• [Records provided]
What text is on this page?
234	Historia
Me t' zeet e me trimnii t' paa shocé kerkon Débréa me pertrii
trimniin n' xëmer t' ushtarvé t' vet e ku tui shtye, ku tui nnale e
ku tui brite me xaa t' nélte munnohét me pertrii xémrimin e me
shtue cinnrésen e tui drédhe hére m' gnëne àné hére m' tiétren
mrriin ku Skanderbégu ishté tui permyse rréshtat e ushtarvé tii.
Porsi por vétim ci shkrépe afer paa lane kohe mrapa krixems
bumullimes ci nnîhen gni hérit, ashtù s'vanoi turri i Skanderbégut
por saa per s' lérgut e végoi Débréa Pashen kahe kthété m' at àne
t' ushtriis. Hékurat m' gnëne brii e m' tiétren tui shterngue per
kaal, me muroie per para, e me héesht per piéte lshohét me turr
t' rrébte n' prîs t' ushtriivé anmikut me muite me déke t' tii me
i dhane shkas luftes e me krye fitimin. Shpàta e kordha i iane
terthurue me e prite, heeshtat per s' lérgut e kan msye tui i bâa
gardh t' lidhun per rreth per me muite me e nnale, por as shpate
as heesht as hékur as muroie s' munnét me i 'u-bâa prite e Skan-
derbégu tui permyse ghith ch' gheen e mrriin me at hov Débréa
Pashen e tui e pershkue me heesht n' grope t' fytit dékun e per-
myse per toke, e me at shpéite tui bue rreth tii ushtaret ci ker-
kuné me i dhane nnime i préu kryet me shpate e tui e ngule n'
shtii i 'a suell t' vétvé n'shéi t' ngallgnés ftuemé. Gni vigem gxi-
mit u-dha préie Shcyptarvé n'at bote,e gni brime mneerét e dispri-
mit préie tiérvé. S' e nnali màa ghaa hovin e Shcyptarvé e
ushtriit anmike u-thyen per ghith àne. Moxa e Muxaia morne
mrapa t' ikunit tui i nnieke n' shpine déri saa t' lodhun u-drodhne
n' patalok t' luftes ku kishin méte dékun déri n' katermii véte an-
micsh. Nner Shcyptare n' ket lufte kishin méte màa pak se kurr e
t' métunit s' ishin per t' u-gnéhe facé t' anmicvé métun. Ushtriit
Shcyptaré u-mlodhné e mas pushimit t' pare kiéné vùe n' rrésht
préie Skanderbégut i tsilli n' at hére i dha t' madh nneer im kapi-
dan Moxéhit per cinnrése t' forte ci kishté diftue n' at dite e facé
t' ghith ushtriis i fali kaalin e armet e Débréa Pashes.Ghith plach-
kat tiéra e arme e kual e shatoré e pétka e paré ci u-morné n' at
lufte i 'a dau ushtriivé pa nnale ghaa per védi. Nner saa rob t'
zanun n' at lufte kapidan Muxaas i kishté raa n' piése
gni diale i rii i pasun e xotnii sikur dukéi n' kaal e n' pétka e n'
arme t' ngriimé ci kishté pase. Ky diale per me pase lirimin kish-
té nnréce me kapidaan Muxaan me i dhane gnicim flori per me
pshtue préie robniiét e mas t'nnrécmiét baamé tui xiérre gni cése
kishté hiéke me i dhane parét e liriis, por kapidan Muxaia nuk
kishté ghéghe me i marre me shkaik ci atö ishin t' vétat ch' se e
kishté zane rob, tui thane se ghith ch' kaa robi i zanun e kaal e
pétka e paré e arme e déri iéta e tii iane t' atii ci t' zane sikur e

• [Work required] From the records above, extract every entry verbatim.

• [Correct response]
What text is on this page?
234	Historia
Me t' zeet e me trimnii t' paa shocé kerkon Débréa me pertrii
trimniin n' xëmer t' ushtarvé t' vet e ku tui shtye, ku tui nnale e
ku tui brite me xaa t' nélte munnohét me pertrii xémrimin e me
shtue cinnrésen e tui drédhe hére m' gnëne àné hére m' tiétren
mrriin ku Skanderbégu ishté tui permyse rréshtat e ushtarvé tii.
Porsi por vétim ci shkrépe afer paa lane kohe mrapa krixems
bumullimes ci nnîhen gni hérit, ashtù s'vanoi turri i Skanderbégut
por saa per s' lérgut e végoi Débréa Pashen kahe kthété m' at àne
t' ushtriis. Hékurat m' gnëne brii e m' tiétren tui shterngue per
kaal, me muroie per para, e me héesht per piéte lshohét me turr
t' rrébte n' prîs t' ushtriivé anmikut me muite me déke t' tii me
i dhane shkas luftes e me krye fitimin. Shpàta e kordha i iane
terthurue me e prite, heeshtat per s' lérgut e kan msye tui i bâa
gardh t' lidhun per rreth per me muite me e nnale, por as shpate
as heesht as hékur as muroie s' munnét me i 'u-bâa prite e Skan-
derbégu tui permyse ghith ch' gheen e mrriin me at hov Débréa
Pashen e tui e pershkue me heesht n' grope t' fytit dékun e per-
myse per toke, e me at shpéite tui bue rreth tii ushtaret ci ker-
kuné me i dhane nnime i préu kryet me shpate e tui e ngule n'
shtii i 'a suell t' vétvé n'shéi t' ngallgnés ftuemé. Gni vigem gxi-
mit u-dha préie Shcyptarvé n'at bote,e gni brime mneerét e dispri-
mit préie tiérvé. S' e nnali màa ghaa hovin e Shcyptarvé e
ushtriit anmike u-thyen per ghith àne. Moxa e Muxaia morne
mrapa t' ikunit tui i nnieke n' shpine déri saa t' lodhun u-drodhne
n' patalok t' luftes ku kishin méte dékun déri n' katermii véte an-
micsh. Nner Shcyptare n' ket lufte kishin méte màa pak se kurr e
t' métunit s' ishin per t' u-gnéhe facé t' anmicvé métun. Ushtriit
Shcyptaré u-mlodhné e mas pushimit t' pare kiéné vùe n' rrésht
préie Skanderbégut i tsilli n' at hére i dha t' madh nneer im kapi-
dan Moxéhit per cinnrése t' forte ci kishté diftue n' at dite e facé
t' ghith ushtriis i fali kaalin e armet e Débréa Pashes.Ghith plach-
kat tiéra e arme e kual e shatoré e pétka e paré ci u-morné n' at
lufte i 'a dau ushtriivé pa nnale ghaa per védi. Nner saa rob t'
zanun n' at lufte kapidan Muxaas i kishté raa n' piése
gni diale i rii i pasun e xotnii sikur dukéi n' kaal e n' pétka e n'
arme t' ngriimé ci kishté pase. Ky diale per me pase lirimin kish-
té nnréce me kapidaan Muxaan me i dhane gnicim flori per me
pshtue préie robniiét e mas t'nnrécmiét baamé tui xiérre gni cése
kishté hiéke me i dhane parét e liriis, por kapidan Muxaia nuk
kishté ghéghe me i marre me shkaik ci atö ishin t' vétat ch' se e
kishté zane rob, tui thane se ghith ch' kaa robi i zanun e kaal e
pétka e paré e arme e déri iéta e tii iane t' atii ci t' zane sikur e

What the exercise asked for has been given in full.